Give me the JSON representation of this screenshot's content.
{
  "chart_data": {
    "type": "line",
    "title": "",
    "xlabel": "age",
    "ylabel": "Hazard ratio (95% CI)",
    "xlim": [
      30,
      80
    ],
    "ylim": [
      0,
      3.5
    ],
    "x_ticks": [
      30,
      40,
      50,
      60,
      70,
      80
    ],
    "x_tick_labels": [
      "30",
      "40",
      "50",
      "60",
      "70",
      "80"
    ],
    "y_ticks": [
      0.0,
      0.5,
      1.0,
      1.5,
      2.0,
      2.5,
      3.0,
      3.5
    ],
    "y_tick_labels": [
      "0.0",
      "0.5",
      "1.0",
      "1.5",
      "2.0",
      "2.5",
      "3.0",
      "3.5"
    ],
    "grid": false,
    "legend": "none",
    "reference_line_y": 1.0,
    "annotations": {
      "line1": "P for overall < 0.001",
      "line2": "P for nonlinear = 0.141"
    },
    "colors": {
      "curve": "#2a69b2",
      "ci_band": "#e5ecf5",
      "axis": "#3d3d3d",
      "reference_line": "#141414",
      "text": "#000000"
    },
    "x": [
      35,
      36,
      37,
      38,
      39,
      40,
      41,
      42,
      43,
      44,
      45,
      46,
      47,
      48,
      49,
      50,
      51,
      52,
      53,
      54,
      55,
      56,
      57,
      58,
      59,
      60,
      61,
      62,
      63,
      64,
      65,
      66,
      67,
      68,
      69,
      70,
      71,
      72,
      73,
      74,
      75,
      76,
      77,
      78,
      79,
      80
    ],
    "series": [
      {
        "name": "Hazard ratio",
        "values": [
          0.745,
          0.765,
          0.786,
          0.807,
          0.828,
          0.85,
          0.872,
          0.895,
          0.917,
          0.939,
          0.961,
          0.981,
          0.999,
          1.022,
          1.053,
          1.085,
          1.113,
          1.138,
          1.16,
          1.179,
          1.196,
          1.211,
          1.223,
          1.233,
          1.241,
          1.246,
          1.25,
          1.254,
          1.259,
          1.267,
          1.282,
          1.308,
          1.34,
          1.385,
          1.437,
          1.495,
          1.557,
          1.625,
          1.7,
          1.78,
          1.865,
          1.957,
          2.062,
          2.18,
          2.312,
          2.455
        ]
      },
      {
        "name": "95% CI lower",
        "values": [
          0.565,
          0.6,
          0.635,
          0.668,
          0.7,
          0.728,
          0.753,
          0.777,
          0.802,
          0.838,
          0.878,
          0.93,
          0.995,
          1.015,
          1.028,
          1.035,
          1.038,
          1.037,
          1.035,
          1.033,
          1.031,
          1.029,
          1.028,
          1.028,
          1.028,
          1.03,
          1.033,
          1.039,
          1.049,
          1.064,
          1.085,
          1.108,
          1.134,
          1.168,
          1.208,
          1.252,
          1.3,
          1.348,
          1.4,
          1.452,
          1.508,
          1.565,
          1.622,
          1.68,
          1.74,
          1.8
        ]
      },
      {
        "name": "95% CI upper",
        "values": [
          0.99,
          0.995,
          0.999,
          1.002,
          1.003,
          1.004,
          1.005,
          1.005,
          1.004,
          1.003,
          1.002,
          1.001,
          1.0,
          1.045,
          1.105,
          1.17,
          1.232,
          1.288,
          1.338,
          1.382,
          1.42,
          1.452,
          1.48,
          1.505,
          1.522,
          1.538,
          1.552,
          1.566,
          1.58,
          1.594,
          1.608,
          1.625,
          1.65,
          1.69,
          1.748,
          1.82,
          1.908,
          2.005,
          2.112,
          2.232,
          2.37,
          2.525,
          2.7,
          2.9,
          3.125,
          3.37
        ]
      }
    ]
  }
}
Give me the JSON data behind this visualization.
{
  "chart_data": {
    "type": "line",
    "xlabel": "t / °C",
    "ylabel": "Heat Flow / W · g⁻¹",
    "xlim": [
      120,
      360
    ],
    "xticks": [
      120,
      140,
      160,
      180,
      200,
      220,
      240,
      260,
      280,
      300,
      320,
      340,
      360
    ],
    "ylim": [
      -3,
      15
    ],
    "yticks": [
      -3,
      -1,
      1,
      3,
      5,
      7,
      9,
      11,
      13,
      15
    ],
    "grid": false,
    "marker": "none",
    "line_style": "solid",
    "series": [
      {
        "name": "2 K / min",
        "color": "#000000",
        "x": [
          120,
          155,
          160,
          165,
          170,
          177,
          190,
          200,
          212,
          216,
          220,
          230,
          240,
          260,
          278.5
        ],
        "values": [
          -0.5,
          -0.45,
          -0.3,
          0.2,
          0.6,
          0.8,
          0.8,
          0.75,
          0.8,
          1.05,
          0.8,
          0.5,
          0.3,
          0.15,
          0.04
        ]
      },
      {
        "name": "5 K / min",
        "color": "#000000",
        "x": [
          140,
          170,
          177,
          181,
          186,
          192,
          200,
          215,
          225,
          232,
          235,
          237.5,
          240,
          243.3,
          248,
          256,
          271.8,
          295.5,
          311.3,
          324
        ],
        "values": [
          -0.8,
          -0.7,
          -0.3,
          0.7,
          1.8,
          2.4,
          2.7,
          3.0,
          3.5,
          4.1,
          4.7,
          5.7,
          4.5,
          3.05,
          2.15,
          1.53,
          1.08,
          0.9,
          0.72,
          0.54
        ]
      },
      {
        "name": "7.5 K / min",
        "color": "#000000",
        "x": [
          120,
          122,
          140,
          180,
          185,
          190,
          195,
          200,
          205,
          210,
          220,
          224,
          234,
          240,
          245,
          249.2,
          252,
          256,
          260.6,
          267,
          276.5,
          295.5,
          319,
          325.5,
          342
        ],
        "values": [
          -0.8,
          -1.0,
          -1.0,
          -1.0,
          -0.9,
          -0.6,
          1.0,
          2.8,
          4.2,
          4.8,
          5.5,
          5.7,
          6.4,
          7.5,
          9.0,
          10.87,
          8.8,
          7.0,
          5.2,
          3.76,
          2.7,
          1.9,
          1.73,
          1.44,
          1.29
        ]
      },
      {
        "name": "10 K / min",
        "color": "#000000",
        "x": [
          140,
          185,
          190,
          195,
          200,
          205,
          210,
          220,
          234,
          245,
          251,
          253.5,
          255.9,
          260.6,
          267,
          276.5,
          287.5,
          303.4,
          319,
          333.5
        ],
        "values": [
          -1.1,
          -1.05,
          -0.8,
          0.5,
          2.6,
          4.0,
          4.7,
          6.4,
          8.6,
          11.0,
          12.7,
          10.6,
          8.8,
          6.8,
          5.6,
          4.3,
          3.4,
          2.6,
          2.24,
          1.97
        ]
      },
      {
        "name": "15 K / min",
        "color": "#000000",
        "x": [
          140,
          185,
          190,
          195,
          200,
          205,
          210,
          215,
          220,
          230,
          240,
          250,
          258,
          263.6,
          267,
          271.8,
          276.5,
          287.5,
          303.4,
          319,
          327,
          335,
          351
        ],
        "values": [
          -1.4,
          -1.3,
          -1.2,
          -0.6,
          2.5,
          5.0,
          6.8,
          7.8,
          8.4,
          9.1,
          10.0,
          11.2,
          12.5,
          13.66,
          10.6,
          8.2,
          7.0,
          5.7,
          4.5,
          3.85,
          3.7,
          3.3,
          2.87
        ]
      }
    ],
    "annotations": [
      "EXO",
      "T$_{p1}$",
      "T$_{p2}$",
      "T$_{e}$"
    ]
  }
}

* GOAL
Identify each line in the records above containing the word "Hazard"; copy those lines.

* WRITTEN SOLUTION
    "ylabel": "Hazard ratio (95% CI)",
        "name": "Hazard ratio",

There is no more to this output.